Your instructions
Below is a listing to write out in full, exactly as given, without its pictures.

Supplied material
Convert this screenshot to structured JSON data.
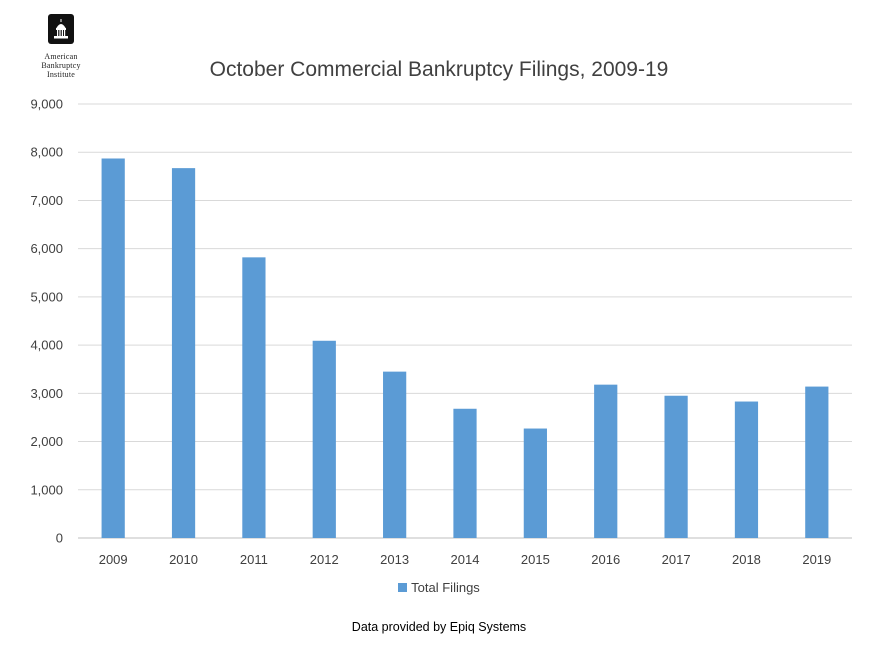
{
  "logo": {
    "lines": [
      "American",
      "Bankruptcy",
      "Institute"
    ]
  },
  "chart_data": {
    "type": "bar",
    "title": "October Commercial Bankruptcy Filings, 2009-19",
    "xlabel": "",
    "ylabel": "",
    "categories": [
      "2009",
      "2010",
      "2011",
      "2012",
      "2013",
      "2014",
      "2015",
      "2016",
      "2017",
      "2018",
      "2019"
    ],
    "series": [
      {
        "name": "Total Filings",
        "values": [
          7870,
          7670,
          5820,
          4090,
          3450,
          2680,
          2270,
          3180,
          2950,
          2830,
          3140
        ],
        "color": "#5b9bd5"
      }
    ],
    "ylim": [
      0,
      9000
    ],
    "yticks": [
      "0",
      "1,000",
      "2,000",
      "3,000",
      "4,000",
      "5,000",
      "6,000",
      "7,000",
      "8,000",
      "9,000"
    ],
    "grid": true,
    "legend_position": "bottom"
  },
  "source_note": "Data provided by Epiq Systems"
}
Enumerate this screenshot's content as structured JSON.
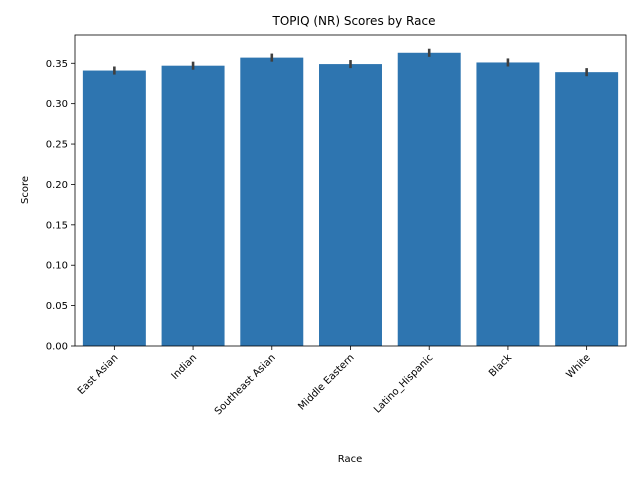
{
  "chart_data": {
    "type": "bar",
    "title": "TOPIQ (NR) Scores by Race",
    "xlabel": "Race",
    "ylabel": "Score",
    "categories": [
      "East Asian",
      "Indian",
      "Southeast Asian",
      "Middle Eastern",
      "Latino_Hispanic",
      "Black",
      "White"
    ],
    "values": [
      0.341,
      0.347,
      0.357,
      0.349,
      0.363,
      0.351,
      0.339
    ],
    "error_low": [
      0.336,
      0.342,
      0.352,
      0.344,
      0.358,
      0.346,
      0.334
    ],
    "error_high": [
      0.346,
      0.352,
      0.362,
      0.354,
      0.368,
      0.356,
      0.344
    ],
    "ylim": [
      0,
      0.385
    ],
    "yticks": [
      "0.00",
      "0.05",
      "0.10",
      "0.15",
      "0.20",
      "0.25",
      "0.30",
      "0.35"
    ],
    "grid": false,
    "colors": {
      "bar": "#2e75b0",
      "errorbar": "#3f3f3f"
    }
  }
}
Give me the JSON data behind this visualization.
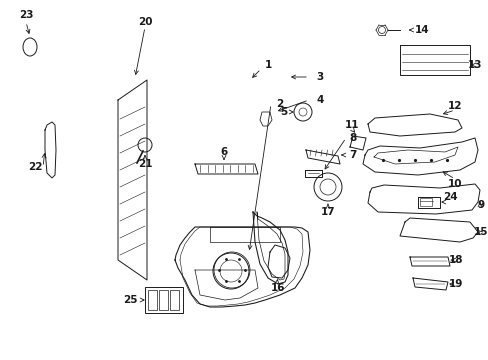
{
  "bg_color": "#ffffff",
  "line_color": "#1a1a1a",
  "fig_w": 4.89,
  "fig_h": 3.6,
  "dpi": 100
}
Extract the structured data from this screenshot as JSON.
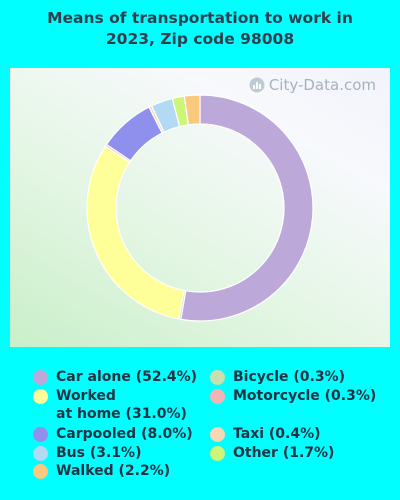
{
  "title_line1": "Means of transportation to work in",
  "title_line2": "2023, Zip code 98008",
  "watermark": "City-Data.com",
  "chart_data": {
    "type": "pie",
    "style": "donut",
    "slices": [
      {
        "label": "Car alone",
        "value": 52.4,
        "color": "#BCA9DA"
      },
      {
        "label": "Bicycle",
        "value": 0.3,
        "color": "#C8DFB0"
      },
      {
        "label": "Worked at home",
        "value": 31.0,
        "color": "#FFFF99"
      },
      {
        "label": "Motorcycle",
        "value": 0.3,
        "color": "#F2B5B5"
      },
      {
        "label": "Carpooled",
        "value": 8.0,
        "color": "#8F8FEE"
      },
      {
        "label": "Taxi",
        "value": 0.4,
        "color": "#F7D8B5"
      },
      {
        "label": "Bus",
        "value": 3.1,
        "color": "#B3DAF5"
      },
      {
        "label": "Other",
        "value": 1.7,
        "color": "#CCF57A"
      },
      {
        "label": "Walked",
        "value": 2.2,
        "color": "#F8C97E"
      }
    ],
    "legend": [
      {
        "text": "Car alone (52.4%)",
        "color": "#BCA9DA"
      },
      {
        "text": "Worked",
        "text2": "at home (31.0%)",
        "color": "#FFFF99"
      },
      {
        "text": "Carpooled (8.0%)",
        "color": "#8F8FEE"
      },
      {
        "text": "Bus (3.1%)",
        "color": "#B3DAF5"
      },
      {
        "text": "Walked (2.2%)",
        "color": "#F8C97E"
      },
      {
        "text": "Bicycle (0.3%)",
        "color": "#C8DFB0"
      },
      {
        "text": "Motorcycle (0.3%)",
        "color": "#F2B5B5"
      },
      {
        "text": "Taxi (0.4%)",
        "color": "#F7D8B5"
      },
      {
        "text": "Other (1.7%)",
        "color": "#CCF57A"
      }
    ]
  }
}
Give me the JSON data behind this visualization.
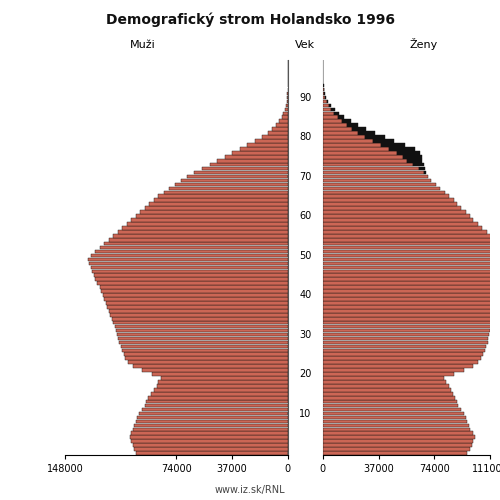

Right answer
Convert this screenshot to structured JSON data.
{
  "logo": {
    "lines": [
      "American",
      "Bankruptcy",
      "Institute"
    ]
  },
  "chart_data": {
    "type": "bar",
    "title": "October Commercial Bankruptcy Filings, 2009-19",
    "xlabel": "",
    "ylabel": "",
    "categories": [
      "2009",
      "2010",
      "2011",
      "2012",
      "2013",
      "2014",
      "2015",
      "2016",
      "2017",
      "2018",
      "2019"
    ],
    "series": [
      {
        "name": "Total Filings",
        "values": [
          7870,
          7670,
          5820,
          4090,
          3450,
          2680,
          2270,
          3180,
          2950,
          2830,
          3140
        ],
        "color": "#5b9bd5"
      }
    ],
    "ylim": [
      0,
      9000
    ],
    "yticks": [
      "0",
      "1,000",
      "2,000",
      "3,000",
      "4,000",
      "5,000",
      "6,000",
      "7,000",
      "8,000",
      "9,000"
    ],
    "grid": true,
    "legend_position": "bottom"
  },
  "source_note": "Data provided by Epiq Systems"
}
Enumerate this screenshot's content as structured JSON.
{
  "chart_data": {
    "type": "bar",
    "title": "TOPIQ (NR) Scores by Race",
    "xlabel": "Race",
    "ylabel": "Score",
    "categories": [
      "East Asian",
      "Indian",
      "Southeast Asian",
      "Middle Eastern",
      "Latino_Hispanic",
      "Black",
      "White"
    ],
    "values": [
      0.341,
      0.347,
      0.357,
      0.349,
      0.363,
      0.351,
      0.339
    ],
    "error_low": [
      0.336,
      0.342,
      0.352,
      0.344,
      0.358,
      0.346,
      0.334
    ],
    "error_high": [
      0.346,
      0.352,
      0.362,
      0.354,
      0.368,
      0.356,
      0.344
    ],
    "ylim": [
      0,
      0.385
    ],
    "yticks": [
      "0.00",
      "0.05",
      "0.10",
      "0.15",
      "0.20",
      "0.25",
      "0.30",
      "0.35"
    ],
    "grid": false,
    "colors": {
      "bar": "#2e75b0",
      "errorbar": "#3f3f3f"
    }
  }
}
Give me the JSON data behind this visualization.
{
  "bg_color": "#ffffff",
  "line_color": "#1a1a1a",
  "fig_w": 4.89,
  "fig_h": 3.6,
  "dpi": 100
}
Extract the structured data from this screenshot as JSON.
{
  "title_line1": "Means of transportation to work in",
  "title_line2": "2023, Zip code 98008",
  "watermark": "City-Data.com",
  "chart_data": {
    "type": "pie",
    "style": "donut",
    "slices": [
      {
        "label": "Car alone",
        "value": 52.4,
        "color": "#BCA9DA"
      },
      {
        "label": "Bicycle",
        "value": 0.3,
        "color": "#C8DFB0"
      },
      {
        "label": "Worked at home",
        "value": 31.0,
        "color": "#FFFF99"
      },
      {
        "label": "Motorcycle",
        "value": 0.3,
        "color": "#F2B5B5"
      },
      {
        "label": "Carpooled",
        "value": 8.0,
        "color": "#8F8FEE"
      },
      {
        "label": "Taxi",
        "value": 0.4,
        "color": "#F7D8B5"
      },
      {
        "label": "Bus",
        "value": 3.1,
        "color": "#B3DAF5"
      },
      {
        "label": "Other",
        "value": 1.7,
        "color": "#CCF57A"
      },
      {
        "label": "Walked",
        "value": 2.2,
        "color": "#F8C97E"
      }
    ],
    "legend": [
      {
        "text": "Car alone (52.4%)",
        "color": "#BCA9DA"
      },
      {
        "text": "Worked",
        "text2": "at home (31.0%)",
        "color": "#FFFF99"
      },
      {
        "text": "Carpooled (8.0%)",
        "color": "#8F8FEE"
      },
      {
        "text": "Bus (3.1%)",
        "color": "#B3DAF5"
      },
      {
        "text": "Walked (2.2%)",
        "color": "#F8C97E"
      },
      {
        "text": "Bicycle (0.3%)",
        "color": "#C8DFB0"
      },
      {
        "text": "Motorcycle (0.3%)",
        "color": "#F2B5B5"
      },
      {
        "text": "Taxi (0.4%)",
        "color": "#F7D8B5"
      },
      {
        "text": "Other (1.7%)",
        "color": "#CCF57A"
      }
    ]
  }
}
Give me the JSON data behind this visualization.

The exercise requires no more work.